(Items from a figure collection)

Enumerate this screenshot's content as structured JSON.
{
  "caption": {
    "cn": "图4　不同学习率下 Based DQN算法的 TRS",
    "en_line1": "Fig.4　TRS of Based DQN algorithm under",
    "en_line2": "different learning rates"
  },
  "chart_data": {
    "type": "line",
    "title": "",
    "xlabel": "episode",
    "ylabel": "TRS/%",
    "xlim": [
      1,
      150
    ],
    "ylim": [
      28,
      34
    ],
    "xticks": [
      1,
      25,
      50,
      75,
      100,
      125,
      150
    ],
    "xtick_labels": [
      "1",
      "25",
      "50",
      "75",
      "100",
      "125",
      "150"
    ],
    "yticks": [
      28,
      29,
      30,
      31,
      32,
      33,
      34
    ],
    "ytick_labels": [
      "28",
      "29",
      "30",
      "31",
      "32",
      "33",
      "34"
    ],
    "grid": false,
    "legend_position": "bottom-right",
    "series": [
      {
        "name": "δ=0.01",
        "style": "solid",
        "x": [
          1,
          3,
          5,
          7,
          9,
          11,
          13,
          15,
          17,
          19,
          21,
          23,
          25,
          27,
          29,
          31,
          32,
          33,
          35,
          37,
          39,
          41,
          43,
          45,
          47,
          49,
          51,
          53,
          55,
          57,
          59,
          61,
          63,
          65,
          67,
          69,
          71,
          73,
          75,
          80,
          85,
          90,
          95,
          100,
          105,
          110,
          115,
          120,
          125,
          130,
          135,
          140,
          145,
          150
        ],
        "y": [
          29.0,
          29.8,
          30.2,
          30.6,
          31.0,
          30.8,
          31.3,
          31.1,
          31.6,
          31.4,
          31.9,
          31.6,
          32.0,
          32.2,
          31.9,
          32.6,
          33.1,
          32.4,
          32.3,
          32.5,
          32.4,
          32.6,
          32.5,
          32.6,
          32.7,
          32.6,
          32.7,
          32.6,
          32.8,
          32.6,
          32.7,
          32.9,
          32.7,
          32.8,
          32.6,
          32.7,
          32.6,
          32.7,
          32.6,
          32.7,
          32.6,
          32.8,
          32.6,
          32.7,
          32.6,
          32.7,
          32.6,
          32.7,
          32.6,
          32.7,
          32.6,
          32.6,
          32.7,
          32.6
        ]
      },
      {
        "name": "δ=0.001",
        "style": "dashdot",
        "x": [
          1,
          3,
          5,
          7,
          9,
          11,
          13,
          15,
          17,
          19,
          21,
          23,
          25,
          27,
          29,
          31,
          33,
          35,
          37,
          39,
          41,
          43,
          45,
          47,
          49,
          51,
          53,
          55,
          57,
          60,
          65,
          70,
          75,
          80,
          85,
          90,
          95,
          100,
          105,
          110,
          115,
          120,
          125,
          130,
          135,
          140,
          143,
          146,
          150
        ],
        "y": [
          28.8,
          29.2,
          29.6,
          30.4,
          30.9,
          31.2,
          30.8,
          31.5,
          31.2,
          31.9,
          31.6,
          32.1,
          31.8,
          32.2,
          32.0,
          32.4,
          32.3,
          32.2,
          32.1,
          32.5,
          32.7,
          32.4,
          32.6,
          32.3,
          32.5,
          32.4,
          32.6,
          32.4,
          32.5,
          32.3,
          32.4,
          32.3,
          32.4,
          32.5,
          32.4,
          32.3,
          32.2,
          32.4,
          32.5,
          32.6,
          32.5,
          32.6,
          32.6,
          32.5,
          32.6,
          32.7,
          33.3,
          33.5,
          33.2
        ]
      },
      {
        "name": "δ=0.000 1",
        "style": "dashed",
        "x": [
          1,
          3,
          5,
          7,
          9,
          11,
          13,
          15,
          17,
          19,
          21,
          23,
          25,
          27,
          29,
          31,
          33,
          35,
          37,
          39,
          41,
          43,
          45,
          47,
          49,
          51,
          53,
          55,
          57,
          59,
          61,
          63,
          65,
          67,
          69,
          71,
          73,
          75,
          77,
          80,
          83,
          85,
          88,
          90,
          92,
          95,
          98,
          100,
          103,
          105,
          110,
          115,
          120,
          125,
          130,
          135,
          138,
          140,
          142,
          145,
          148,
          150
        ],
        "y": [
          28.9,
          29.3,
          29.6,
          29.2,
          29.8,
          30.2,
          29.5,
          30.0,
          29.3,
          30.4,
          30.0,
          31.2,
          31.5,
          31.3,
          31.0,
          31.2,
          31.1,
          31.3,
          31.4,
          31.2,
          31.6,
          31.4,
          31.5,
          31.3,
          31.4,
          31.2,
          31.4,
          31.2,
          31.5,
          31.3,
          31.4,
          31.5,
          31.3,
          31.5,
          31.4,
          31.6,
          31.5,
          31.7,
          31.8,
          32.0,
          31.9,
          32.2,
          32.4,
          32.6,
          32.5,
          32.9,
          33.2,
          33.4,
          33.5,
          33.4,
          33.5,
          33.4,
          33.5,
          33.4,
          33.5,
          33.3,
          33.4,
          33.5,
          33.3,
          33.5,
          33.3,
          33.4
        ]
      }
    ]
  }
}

* Work required
Filter the records for lines holding the string "style". Copy each one.

* Solution for this task
        "style": "solid",
        "style": "dashdot",
        "style": "dashed",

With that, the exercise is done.